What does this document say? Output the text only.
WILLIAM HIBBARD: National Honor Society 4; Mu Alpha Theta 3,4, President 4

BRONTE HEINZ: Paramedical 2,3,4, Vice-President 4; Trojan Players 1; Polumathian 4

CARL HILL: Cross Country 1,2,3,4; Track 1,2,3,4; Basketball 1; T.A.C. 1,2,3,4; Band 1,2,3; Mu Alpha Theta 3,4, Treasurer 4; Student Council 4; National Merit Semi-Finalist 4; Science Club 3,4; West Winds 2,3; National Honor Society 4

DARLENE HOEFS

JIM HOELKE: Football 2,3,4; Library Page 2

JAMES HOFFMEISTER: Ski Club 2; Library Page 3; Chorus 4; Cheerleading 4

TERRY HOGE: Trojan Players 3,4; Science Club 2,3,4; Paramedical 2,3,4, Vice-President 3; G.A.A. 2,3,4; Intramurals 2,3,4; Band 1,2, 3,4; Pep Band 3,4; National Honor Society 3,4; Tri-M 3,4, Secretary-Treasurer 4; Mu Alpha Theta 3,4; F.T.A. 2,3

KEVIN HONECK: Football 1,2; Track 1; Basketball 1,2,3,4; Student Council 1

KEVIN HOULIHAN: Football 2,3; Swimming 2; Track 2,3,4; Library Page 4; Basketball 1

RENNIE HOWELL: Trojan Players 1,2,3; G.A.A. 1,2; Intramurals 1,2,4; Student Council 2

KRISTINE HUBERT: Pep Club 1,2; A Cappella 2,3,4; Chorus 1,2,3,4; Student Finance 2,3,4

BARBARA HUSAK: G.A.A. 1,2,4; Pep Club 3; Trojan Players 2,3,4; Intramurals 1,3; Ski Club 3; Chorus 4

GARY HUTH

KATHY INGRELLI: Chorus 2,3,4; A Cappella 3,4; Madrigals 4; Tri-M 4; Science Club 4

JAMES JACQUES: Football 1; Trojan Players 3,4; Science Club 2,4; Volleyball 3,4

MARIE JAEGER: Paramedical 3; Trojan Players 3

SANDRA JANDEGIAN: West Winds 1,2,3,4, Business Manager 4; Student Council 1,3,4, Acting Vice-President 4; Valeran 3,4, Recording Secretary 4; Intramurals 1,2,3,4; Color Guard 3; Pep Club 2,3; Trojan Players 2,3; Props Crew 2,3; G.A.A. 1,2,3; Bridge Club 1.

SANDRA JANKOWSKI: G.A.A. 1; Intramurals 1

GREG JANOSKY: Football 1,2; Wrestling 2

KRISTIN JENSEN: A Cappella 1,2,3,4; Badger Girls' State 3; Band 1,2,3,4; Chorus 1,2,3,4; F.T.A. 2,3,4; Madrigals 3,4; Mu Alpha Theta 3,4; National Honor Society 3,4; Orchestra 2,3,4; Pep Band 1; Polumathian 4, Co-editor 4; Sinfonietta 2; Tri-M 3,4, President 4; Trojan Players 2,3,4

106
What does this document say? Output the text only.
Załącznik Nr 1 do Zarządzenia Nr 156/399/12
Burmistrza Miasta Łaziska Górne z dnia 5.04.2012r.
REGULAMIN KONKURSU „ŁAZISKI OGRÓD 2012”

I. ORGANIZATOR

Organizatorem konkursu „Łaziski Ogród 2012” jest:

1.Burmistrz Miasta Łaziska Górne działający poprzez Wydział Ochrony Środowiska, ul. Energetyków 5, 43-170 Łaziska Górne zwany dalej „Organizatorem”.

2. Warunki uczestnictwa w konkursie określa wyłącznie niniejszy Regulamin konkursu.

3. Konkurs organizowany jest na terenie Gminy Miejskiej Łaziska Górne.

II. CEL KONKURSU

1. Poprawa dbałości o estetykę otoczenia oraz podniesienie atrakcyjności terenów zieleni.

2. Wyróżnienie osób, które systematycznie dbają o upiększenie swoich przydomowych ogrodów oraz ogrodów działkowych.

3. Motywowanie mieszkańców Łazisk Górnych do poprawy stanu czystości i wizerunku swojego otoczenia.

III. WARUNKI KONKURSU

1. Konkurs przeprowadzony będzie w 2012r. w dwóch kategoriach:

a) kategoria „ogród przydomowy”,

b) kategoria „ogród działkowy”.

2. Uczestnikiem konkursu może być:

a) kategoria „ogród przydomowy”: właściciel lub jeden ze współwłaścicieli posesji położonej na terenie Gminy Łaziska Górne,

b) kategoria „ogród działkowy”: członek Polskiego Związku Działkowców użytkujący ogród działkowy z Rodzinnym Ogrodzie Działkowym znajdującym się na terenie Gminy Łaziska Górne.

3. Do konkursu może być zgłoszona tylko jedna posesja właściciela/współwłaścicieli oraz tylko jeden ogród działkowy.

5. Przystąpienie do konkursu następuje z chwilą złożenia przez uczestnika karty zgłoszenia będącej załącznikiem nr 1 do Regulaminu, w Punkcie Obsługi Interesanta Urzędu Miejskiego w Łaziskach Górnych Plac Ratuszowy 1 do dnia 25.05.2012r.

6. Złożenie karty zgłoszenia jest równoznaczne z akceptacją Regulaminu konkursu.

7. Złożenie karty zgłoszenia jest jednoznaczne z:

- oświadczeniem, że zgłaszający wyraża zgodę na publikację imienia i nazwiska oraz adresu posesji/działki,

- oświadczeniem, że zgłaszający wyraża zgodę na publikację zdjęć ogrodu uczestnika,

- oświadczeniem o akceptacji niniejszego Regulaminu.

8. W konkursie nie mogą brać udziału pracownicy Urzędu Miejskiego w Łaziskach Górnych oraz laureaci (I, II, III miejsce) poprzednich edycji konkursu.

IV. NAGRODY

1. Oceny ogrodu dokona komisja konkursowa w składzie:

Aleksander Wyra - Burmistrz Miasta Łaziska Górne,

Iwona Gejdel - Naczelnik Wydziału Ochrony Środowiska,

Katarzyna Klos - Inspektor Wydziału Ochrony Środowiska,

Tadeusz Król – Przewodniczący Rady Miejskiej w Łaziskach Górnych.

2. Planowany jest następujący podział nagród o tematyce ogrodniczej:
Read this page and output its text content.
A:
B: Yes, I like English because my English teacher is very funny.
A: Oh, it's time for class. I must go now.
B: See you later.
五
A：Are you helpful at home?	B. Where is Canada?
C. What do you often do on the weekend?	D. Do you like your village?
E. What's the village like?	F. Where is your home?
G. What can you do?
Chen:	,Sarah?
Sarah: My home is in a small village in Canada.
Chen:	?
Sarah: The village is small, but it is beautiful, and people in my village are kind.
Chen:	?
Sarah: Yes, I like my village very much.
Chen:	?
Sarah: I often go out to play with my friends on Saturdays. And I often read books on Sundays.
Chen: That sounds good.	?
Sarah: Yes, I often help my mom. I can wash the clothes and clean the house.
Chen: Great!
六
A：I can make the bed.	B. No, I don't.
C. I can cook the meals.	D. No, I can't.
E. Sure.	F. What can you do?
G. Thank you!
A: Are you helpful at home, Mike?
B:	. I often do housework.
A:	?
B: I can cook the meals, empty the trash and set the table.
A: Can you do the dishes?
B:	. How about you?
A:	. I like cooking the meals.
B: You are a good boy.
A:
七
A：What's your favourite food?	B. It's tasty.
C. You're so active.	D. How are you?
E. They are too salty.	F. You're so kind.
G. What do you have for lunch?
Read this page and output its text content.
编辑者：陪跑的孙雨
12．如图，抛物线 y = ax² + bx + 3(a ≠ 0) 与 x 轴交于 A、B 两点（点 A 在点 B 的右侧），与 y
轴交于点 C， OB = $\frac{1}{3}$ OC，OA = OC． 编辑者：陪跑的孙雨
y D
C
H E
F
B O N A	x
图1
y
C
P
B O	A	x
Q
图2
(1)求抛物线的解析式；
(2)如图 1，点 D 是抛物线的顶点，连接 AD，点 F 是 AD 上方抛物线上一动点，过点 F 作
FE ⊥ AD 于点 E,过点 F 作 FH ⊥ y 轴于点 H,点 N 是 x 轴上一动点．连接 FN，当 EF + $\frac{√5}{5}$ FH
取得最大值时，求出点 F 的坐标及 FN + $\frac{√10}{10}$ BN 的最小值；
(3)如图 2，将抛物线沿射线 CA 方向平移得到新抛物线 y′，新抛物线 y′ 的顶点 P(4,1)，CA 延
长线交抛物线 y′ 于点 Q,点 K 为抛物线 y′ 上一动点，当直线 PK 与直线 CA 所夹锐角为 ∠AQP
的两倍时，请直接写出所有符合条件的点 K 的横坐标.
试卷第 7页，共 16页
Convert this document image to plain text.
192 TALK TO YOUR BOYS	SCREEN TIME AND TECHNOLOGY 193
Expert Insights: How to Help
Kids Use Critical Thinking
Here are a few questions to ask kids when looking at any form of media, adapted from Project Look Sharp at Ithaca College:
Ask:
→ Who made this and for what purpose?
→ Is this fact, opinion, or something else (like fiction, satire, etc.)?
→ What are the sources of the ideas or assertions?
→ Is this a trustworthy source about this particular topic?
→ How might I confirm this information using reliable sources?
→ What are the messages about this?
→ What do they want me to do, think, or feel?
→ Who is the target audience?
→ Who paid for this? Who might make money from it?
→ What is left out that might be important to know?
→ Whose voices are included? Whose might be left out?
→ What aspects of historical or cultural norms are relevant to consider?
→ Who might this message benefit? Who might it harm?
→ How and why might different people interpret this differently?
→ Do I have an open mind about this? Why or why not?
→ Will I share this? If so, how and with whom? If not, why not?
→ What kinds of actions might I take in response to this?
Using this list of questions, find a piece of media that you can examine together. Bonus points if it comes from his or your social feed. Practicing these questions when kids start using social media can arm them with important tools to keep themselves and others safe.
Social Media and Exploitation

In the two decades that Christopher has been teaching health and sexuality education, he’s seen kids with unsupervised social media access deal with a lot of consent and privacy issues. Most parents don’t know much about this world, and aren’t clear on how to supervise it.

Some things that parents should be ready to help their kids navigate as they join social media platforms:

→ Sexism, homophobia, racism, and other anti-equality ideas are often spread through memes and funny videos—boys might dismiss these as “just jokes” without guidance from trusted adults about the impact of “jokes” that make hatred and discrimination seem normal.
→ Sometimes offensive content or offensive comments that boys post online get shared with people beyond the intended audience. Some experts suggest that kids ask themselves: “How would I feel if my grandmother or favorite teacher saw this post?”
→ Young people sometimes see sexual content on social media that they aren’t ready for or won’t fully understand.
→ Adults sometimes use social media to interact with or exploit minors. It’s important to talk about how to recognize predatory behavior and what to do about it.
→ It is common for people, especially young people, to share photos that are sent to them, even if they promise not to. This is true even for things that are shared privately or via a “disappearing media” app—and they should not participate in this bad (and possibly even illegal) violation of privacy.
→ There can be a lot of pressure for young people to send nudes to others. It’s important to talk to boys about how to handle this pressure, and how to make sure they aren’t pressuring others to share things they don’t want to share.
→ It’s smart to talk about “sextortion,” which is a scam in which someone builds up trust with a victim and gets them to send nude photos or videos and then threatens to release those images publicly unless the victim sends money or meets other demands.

##########

Objective: Scan the material line by line and report each one that contains "Polumathian".

Task result:
BRONTE HEINZ: Paramedical 2,3,4, Vice-President 4; Trojan Players 1; Polumathian 4
KRISTIN JENSEN: A Cappella 1,2,3,4; Badger Girls' State 3; Band 1,2,3,4; Chorus 1,2,3,4; F.T.A. 2,3,4; Madrigals 3,4; Mu Alpha Theta 3,4; National Honor Society 3,4; Orchestra 2,3,4; Pep Band 1; Polumathian 4, Co-editor 4; Sinfonietta 2; Tri-M 3,4, President 4; Trojan Players 2,3,4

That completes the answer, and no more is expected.